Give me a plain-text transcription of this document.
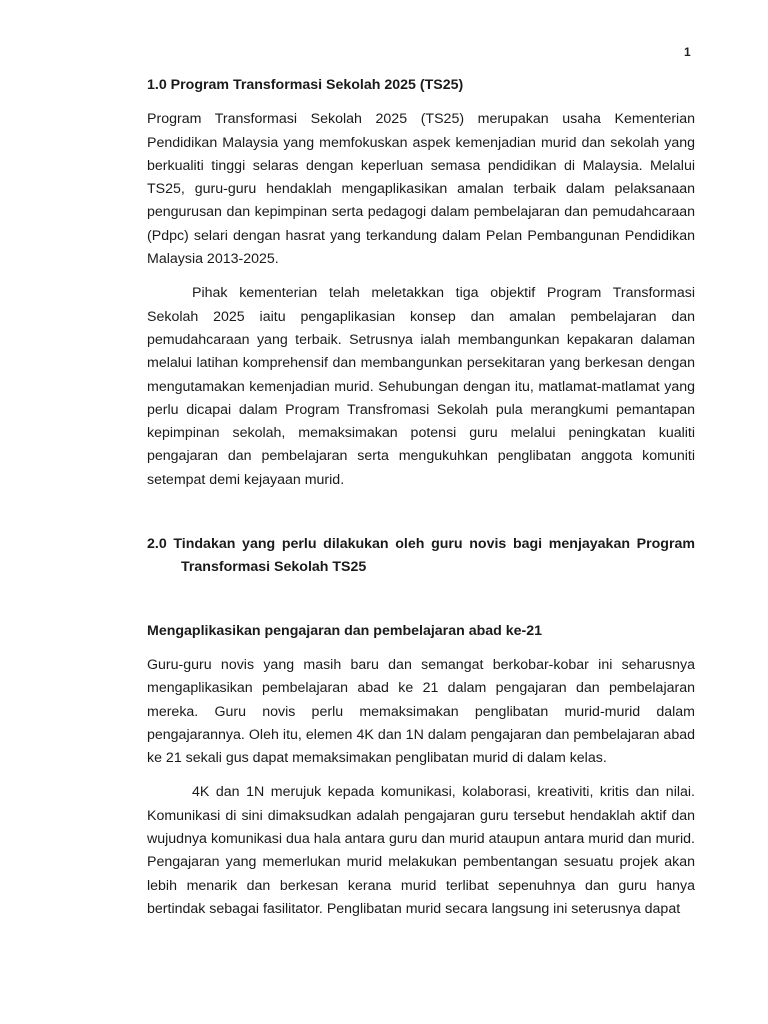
1
1.0 Program Transformasi Sekolah 2025 (TS25)

Program Transformasi Sekolah 2025 (TS25) merupakan usaha Kementerian Pendidikan Malaysia yang memfokuskan aspek kemenjadian murid dan sekolah yang berkualiti tinggi selaras dengan keperluan semasa pendidikan di Malaysia. Melalui TS25, guru-guru hendaklah mengaplikasikan amalan terbaik dalam pelaksanaan pengurusan dan kepimpinan serta pedagogi dalam pembelajaran dan pemudahcaraan (Pdpc) selari dengan hasrat yang terkandung dalam Pelan Pembangunan Pendidikan Malaysia 2013-2025.

Pihak kementerian telah meletakkan tiga objektif Program Transformasi Sekolah 2025 iaitu pengaplikasian konsep dan amalan pembelajaran dan pemudahcaraan yang terbaik. Setrusnya ialah membangunkan kepakaran dalaman melalui latihan komprehensif dan membangunkan persekitaran yang berkesan dengan mengutamakan kemenjadian murid. Sehubungan dengan itu, matlamat-matlamat yang perlu dicapai dalam Program Transfromasi Sekolah pula merangkumi pemantapan kepimpinan sekolah, memaksimakan potensi guru melalui peningkatan kualiti pengajaran dan pembelajaran serta mengukuhkan penglibatan anggota komuniti setempat demi kejayaan murid.

2.0 Tindakan yang perlu dilakukan oleh guru novis bagi menjayakan Program Transformasi Sekolah TS25
Mengaplikasikan pengajaran dan pembelajaran abad ke-21

Guru-guru novis yang masih baru dan semangat berkobar-kobar ini seharusnya mengaplikasikan pembelajaran abad ke 21 dalam pengajaran dan pembelajaran mereka. Guru novis perlu memaksimakan penglibatan murid-murid dalam pengajarannya. Oleh itu, elemen 4K dan 1N dalam pengajaran dan pembelajaran abad ke 21 sekali gus dapat memaksimakan penglibatan murid di dalam kelas.

4K dan 1N merujuk kepada komunikasi, kolaborasi, kreativiti, kritis dan nilai. Komunikasi di sini dimaksudkan adalah pengajaran guru tersebut hendaklah aktif dan wujudnya komunikasi dua hala antara guru dan murid ataupun antara murid dan murid. Pengajaran yang memerlukan murid melakukan pembentangan sesuatu projek akan lebih menarik dan berkesan kerana murid terlibat sepenuhnya dan guru hanya bertindak sebagai fasilitator. Penglibatan murid secara langsung ini seterusnya dapat
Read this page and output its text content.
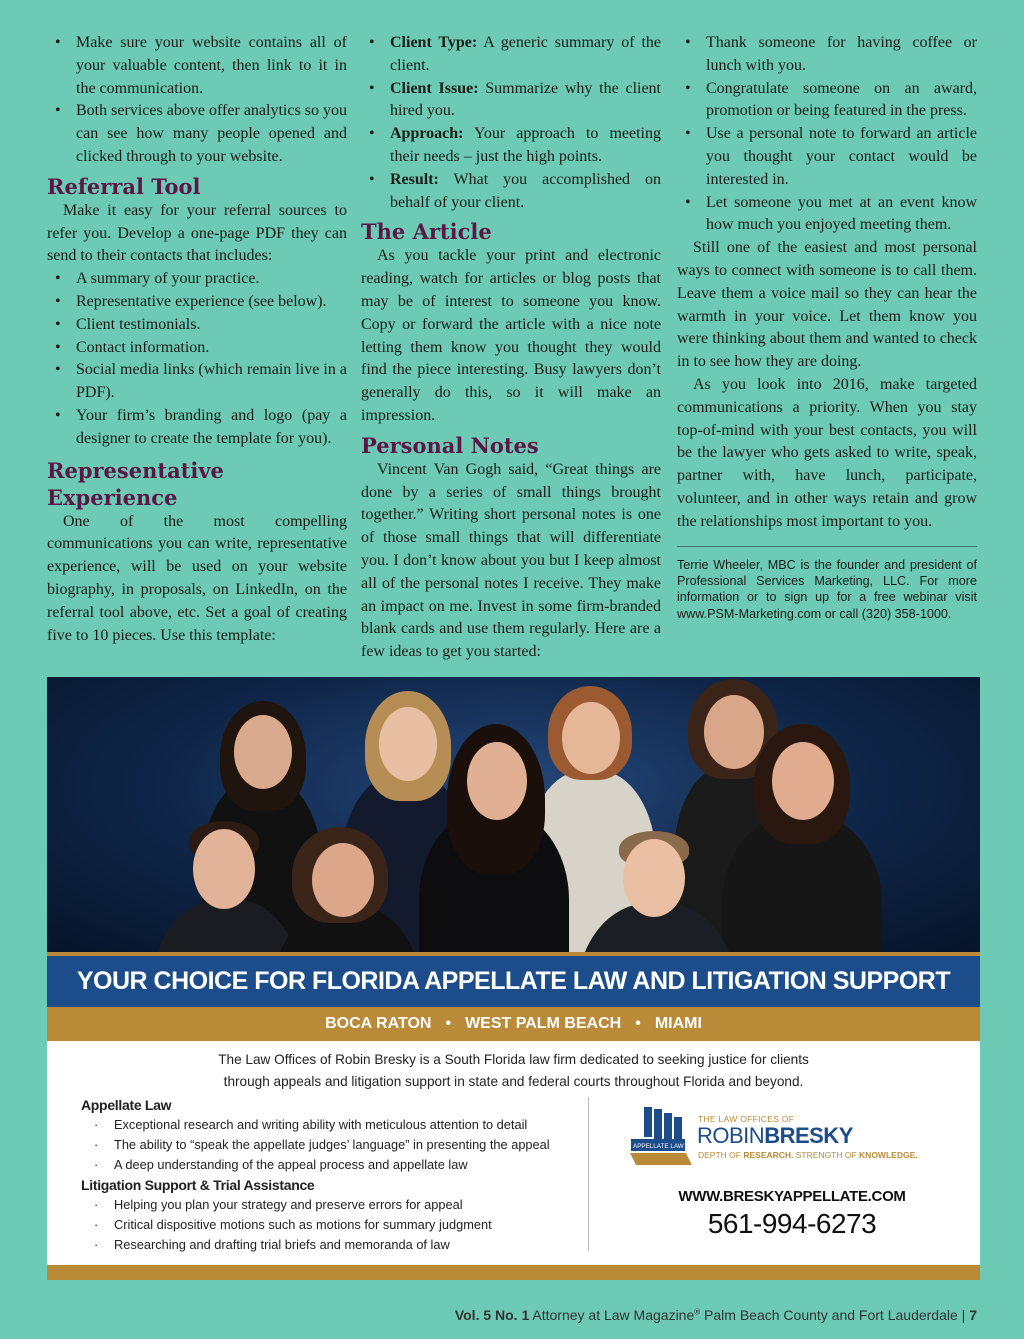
• Make sure your website contains all of your valuable content, then link to it in the communication.
• Both services above offer analytics so you can see how many people opened and clicked through to your website.
Referral Tool

Make it easy for your referral sources to refer you. Develop a one-page PDF they can send to their contacts that includes:

• A summary of your practice.
• Representative experience (see below).
• Client testimonials.
• Contact information.
• Social media links (which remain live in a PDF).
• Your firm’s branding and logo (pay a designer to create the template for you).
Representative Experience

One of the most compelling communications you can write, representative experience, will be used on your website biography, in proposals, on LinkedIn, on the referral tool above, etc. Set a goal of creating five to 10 pieces. Use this template:

• Client Type: A generic summary of the client.
• Client Issue: Summarize why the client hired you.
• Approach: Your approach to meeting their needs – just the high points.
• Result: What you accomplished on behalf of your client.
The Article

As you tackle your print and electronic reading, watch for articles or blog posts that may be of interest to someone you know. Copy or forward the article with a nice note letting them know you thought they would find the piece interesting. Busy lawyers don’t generally do this, so it will make an impression.

Personal Notes

Vincent Van Gogh said, “Great things are done by a series of small things brought together.” Writing short personal notes is one of those small things that will differentiate you. I don’t know about you but I keep almost all of the personal notes I receive. They make an impact on me. Invest in some firm-branded blank cards and use them regularly. Here are a few ideas to get you started:

• Thank someone for having coffee or lunch with you.
• Congratulate someone on an award, promotion or being featured in the press.
• Use a personal note to forward an article you thought your contact would be interested in.
• Let someone you met at an event know how much you enjoyed meeting them.

Still one of the easiest and most personal ways to connect with someone is to call them. Leave them a voice mail so they can hear the warmth in your voice. Let them know you were thinking about them and wanted to check in to see how they are doing.

As you look into 2016, make targeted communications a priority. When you stay top-of-mind with your best contacts, you will be the lawyer who gets asked to write, speak, partner with, have lunch, participate, volunteer, and in other ways retain and grow the relationships most important to you.

Terrie Wheeler, MBC is the founder and president of Professional Services Marketing, LLC. For more information or to sign up for a free webinar visit www.PSM-Marketing.com or call (320) 358-1000.

YOUR CHOICE FOR FLORIDA APPELLATE LAW AND LITIGATION SUPPORT
BOCA RATON • WEST PALM BEACH • MIAMI
The Law Offices of Robin Bresky is a South Florida law firm dedicated to seeking justice for clients
through appeals and litigation support in state and federal courts throughout Florida and beyond.
Appellate Law
· Exceptional research and writing ability with meticulous attention to detail
· The ability to “speak the appellate judges’ language” in presenting the appeal
· A deep understanding of the appeal process and appellate law
Litigation Support & Trial Assistance
· Helping you plan your strategy and preserve errors for appeal
· Critical dispositive motions such as motions for summary judgment
· Researching and drafting trial briefs and memoranda of law
APPELLATE LAW
THE LAW OFFICES OF
ROBINBRESKY
DEPTH OF RESEARCH. STRENGTH OF KNOWLEDGE.
WWW.BRESKYAPPELLATE.COM
561-994-6273
Vol. 5 No. 1 Attorney at Law Magazine® Palm Beach County and Fort Lauderdale | 7
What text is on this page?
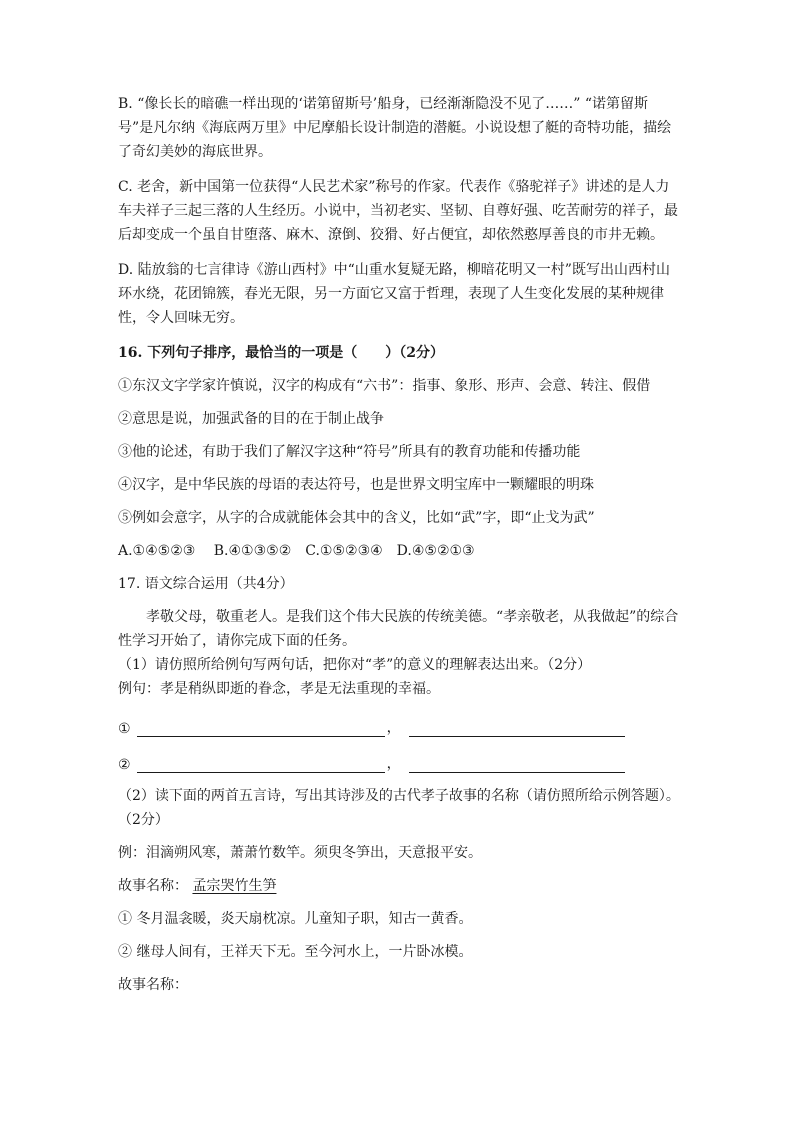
B. “像长长的暗礁一样出现的‘诺第留斯号’船身，已经渐渐隐没不见了……” “诺第留斯号”是凡尔纳《海底两万里》中尼摩船长设计制造的潜艇。小说设想了艇的奇特功能，描绘了奇幻美妙的海底世界。

C. 老舍，新中国第一位获得“人民艺术家”称号的作家。代表作《骆驼祥子》讲述的是人力车夫祥子三起三落的人生经历。小说中，当初老实、坚韧、自尊好强、吃苦耐劳的祥子，最后却变成一个虽自甘堕落、麻木、潦倒、狡猾、好占便宜，却依然憨厚善良的市井无赖。

D. 陆放翁的七言律诗《游山西村》中“山重水复疑无路，柳暗花明又一村”既写出山西村山环水绕，花团锦簇，春光无限，另一方面它又富于哲理，表现了人生变化发展的某种规律性，令人回味无穷。

16. 下列句子排序，最恰当的一项是（　　）（2分）

①东汉文字学家许慎说，汉字的构成有“六书”：指事、象形、形声、会意、转注、假借

②意思是说，加强武备的目的在于制止战争

③他的论述，有助于我们了解汉字这种“符号”所具有的教育功能和传播功能

④汉字，是中华民族的母语的表达符号，也是世界文明宝库中一颗耀眼的明珠

⑤例如会意字，从字的合成就能体会其中的含义，比如“武”字，即“止戈为武”

A.①④⑤②③　 B.④①③⑤②　C.①⑤②③④　D.④⑤②①③

17. 语文综合运用（共4分）

孝敬父母，敬重老人。是我们这个伟大民族的传统美德。“孝亲敬老，从我做起”的综合性学习开始了，请你完成下面的任务。

（1）请仿照所给例句写两句话，把你对“孝”的意义的理解表达出来。（2分）

例句：孝是稍纵即逝的眷念，孝是无法重现的幸福。

①	，
②	，

（2）读下面的两首五言诗，写出其诗涉及的古代孝子故事的名称（请仿照所给示例答题）。（2分）

例：泪滴朔风寒，萧萧竹数竿。须臾冬笋出，天意报平安。

故事名称： 孟宗哭竹生笋

① 冬月温衾暖，炎天扇枕凉。儿童知子职，知古一黄香。

② 继母人间有，王祥天下无。至今河水上，一片卧冰模。

故事名称：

════════

STATED PROBLEM -> Using the material above, gather every line that includes "meeting".

TASK RESPONSE ->
• Approach: Your approach to meeting their needs – just the high points.
• Let someone you met at an event know how much you enjoyed meeting them.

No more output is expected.